SUPPLIED DATA:
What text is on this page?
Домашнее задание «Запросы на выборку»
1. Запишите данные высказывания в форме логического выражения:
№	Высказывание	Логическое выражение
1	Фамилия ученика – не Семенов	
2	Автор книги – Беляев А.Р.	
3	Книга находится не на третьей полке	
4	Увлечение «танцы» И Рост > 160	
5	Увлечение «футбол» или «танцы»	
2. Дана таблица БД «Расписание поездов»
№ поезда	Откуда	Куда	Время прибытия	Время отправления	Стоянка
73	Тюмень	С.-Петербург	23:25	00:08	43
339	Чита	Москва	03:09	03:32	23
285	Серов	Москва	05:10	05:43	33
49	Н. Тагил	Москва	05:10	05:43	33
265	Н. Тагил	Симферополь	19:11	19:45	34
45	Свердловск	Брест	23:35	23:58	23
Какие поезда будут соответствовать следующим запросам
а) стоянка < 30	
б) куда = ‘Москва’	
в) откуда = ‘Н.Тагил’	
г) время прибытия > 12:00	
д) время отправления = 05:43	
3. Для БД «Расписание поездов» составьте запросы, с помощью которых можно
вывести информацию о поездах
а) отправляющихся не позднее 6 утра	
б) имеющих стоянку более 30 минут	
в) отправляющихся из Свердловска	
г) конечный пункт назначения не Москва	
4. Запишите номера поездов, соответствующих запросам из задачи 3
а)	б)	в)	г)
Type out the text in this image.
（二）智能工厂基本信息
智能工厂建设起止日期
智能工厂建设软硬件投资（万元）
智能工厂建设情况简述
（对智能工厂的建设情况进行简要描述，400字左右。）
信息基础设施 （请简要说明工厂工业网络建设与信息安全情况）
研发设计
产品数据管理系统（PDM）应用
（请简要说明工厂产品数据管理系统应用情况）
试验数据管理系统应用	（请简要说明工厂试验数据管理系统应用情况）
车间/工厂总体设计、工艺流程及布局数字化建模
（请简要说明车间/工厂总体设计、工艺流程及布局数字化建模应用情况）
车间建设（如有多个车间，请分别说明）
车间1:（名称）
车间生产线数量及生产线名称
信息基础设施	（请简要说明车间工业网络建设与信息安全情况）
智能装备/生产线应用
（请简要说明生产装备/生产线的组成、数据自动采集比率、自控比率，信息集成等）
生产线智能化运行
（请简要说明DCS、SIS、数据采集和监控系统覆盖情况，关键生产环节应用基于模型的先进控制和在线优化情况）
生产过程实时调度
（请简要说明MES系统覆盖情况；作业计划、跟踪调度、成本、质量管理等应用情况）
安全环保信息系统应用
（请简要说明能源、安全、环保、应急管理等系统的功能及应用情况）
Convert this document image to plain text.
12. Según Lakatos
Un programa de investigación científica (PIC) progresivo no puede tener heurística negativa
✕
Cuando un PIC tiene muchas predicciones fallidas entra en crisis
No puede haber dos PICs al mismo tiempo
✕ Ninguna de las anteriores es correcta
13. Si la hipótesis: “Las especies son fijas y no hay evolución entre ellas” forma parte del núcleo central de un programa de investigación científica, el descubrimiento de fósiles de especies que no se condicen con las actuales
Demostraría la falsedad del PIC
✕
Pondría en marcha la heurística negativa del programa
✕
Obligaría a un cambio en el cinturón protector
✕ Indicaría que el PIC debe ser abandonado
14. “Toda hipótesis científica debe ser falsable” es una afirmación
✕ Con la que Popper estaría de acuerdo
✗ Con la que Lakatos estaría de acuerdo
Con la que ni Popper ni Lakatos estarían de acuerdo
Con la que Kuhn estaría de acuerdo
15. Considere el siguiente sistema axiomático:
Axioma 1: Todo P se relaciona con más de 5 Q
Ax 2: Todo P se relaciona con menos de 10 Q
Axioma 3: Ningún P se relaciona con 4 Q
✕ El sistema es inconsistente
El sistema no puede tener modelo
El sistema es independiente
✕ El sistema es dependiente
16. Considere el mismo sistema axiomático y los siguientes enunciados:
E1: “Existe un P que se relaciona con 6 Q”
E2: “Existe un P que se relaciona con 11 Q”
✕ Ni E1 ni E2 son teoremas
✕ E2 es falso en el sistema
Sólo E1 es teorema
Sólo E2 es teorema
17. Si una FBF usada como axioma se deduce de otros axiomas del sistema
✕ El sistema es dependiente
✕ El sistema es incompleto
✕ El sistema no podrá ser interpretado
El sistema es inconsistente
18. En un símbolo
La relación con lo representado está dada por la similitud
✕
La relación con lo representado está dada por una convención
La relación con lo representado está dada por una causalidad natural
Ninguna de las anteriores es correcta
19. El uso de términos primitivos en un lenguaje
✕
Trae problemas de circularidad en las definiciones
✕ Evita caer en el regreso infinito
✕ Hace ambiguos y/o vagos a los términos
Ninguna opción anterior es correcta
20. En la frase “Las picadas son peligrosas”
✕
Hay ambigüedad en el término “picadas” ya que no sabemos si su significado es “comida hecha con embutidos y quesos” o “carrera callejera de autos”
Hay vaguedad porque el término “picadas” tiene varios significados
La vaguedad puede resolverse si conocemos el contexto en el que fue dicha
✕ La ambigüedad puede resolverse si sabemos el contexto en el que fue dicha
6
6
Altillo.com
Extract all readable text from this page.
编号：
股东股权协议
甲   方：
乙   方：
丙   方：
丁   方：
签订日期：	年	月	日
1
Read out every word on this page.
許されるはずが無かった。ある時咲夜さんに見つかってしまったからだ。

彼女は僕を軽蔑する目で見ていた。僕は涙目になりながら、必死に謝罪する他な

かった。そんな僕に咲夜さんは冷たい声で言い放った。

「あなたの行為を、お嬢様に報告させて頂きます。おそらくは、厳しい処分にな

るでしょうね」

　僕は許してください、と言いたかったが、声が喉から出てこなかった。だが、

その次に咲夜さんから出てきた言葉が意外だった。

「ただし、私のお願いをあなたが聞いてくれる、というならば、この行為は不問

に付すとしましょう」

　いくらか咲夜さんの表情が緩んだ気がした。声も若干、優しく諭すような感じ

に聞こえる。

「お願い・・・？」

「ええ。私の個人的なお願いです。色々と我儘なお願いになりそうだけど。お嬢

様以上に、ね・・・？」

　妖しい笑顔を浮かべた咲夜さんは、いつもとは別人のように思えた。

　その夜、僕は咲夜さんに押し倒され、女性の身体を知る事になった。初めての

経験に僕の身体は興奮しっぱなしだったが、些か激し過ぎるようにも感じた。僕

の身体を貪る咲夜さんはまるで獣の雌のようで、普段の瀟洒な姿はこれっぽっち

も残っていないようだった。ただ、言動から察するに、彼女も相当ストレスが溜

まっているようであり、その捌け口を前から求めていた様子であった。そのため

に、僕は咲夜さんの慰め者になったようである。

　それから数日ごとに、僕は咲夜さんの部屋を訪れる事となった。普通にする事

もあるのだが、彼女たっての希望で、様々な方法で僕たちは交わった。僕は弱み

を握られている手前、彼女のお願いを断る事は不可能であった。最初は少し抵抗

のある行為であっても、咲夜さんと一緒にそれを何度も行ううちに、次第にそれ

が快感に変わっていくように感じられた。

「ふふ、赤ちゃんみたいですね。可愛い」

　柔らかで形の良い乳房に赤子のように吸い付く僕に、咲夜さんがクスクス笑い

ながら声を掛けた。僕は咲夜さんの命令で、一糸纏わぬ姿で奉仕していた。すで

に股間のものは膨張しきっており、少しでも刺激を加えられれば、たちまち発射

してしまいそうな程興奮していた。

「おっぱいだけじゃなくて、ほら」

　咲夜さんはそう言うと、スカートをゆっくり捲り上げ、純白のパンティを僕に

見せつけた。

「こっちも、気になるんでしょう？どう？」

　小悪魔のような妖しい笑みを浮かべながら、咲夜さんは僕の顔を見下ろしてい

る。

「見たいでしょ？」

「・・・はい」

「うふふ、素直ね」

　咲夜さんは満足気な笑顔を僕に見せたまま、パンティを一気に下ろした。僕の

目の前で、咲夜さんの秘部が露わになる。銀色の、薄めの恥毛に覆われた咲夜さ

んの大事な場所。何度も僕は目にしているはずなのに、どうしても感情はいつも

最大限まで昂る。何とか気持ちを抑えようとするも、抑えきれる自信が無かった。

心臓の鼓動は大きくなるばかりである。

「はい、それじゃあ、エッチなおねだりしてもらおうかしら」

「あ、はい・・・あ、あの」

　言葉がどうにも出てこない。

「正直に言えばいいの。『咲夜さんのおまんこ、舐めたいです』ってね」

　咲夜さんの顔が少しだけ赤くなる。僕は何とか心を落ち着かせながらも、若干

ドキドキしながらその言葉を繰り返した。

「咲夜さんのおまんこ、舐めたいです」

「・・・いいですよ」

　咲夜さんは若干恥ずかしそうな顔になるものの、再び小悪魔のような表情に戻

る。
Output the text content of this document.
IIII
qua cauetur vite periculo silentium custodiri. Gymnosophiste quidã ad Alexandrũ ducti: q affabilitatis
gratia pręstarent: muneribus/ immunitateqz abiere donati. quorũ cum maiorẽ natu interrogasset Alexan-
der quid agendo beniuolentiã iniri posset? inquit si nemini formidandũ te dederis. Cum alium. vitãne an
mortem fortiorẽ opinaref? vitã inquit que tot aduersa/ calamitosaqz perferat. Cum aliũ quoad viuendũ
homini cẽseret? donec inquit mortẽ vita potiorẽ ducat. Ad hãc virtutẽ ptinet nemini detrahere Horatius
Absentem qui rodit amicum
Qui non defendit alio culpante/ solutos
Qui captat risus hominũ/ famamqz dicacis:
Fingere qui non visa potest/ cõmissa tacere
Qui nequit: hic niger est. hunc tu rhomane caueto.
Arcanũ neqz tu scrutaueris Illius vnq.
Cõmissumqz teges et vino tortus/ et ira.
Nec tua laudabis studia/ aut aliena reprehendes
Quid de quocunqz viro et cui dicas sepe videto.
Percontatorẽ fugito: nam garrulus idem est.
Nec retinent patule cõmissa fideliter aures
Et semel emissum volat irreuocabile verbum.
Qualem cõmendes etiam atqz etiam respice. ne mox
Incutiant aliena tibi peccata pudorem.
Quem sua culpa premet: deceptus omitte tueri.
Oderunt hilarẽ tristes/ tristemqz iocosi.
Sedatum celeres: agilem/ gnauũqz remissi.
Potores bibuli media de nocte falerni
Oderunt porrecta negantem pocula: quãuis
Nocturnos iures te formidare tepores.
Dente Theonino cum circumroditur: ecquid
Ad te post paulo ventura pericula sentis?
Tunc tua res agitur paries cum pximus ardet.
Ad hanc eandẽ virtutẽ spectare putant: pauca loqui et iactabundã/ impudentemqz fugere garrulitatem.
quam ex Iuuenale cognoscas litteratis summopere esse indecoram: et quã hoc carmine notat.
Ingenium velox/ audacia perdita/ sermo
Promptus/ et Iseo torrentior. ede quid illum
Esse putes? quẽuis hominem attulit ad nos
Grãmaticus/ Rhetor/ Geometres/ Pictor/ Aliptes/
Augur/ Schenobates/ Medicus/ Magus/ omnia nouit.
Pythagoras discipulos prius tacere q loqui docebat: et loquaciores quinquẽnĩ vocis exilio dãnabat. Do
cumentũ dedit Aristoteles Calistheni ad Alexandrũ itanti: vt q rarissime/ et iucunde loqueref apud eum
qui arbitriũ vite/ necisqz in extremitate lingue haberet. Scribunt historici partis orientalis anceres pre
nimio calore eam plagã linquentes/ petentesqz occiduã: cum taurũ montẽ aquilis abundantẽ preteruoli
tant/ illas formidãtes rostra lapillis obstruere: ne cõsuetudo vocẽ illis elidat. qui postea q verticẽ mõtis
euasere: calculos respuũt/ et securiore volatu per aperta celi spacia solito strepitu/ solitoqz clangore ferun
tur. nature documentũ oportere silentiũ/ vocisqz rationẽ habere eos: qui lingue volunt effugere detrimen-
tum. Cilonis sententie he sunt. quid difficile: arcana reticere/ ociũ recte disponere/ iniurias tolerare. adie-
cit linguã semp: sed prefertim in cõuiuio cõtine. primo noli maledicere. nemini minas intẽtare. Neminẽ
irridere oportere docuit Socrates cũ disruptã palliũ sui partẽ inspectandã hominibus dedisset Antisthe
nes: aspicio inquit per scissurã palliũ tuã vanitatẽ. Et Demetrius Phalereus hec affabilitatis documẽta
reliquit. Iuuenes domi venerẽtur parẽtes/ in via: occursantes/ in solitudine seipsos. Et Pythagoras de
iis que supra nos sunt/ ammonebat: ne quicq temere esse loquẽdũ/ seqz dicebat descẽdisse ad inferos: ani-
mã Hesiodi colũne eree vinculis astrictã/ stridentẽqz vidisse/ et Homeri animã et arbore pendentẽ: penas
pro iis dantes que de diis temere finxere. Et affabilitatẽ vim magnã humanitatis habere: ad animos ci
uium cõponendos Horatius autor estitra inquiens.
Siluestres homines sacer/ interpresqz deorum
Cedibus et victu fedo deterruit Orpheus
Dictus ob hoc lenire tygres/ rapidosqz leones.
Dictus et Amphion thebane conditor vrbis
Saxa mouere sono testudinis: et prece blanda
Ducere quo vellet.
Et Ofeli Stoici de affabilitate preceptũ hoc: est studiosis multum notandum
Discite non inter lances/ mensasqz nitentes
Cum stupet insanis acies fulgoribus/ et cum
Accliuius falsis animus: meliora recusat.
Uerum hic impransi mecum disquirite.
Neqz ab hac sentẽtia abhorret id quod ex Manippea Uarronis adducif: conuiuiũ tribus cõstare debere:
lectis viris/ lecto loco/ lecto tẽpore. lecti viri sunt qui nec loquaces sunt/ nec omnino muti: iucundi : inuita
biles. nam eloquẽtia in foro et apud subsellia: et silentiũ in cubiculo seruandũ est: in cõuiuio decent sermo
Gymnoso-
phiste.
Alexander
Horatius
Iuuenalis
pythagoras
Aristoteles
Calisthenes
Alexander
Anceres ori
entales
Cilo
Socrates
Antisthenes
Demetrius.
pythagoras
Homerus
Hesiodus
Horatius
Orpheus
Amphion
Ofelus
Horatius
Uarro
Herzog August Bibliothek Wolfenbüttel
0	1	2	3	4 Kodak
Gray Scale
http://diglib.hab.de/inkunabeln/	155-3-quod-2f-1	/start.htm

EXERCISE OBJECTIVE: Copy out every line of the material above that mentions the word "aliena".

FINAL RESULT:
Nec tua laudabis studia/ aut aliena reprehendes
Incutiant aliena tibi peccata pudorem.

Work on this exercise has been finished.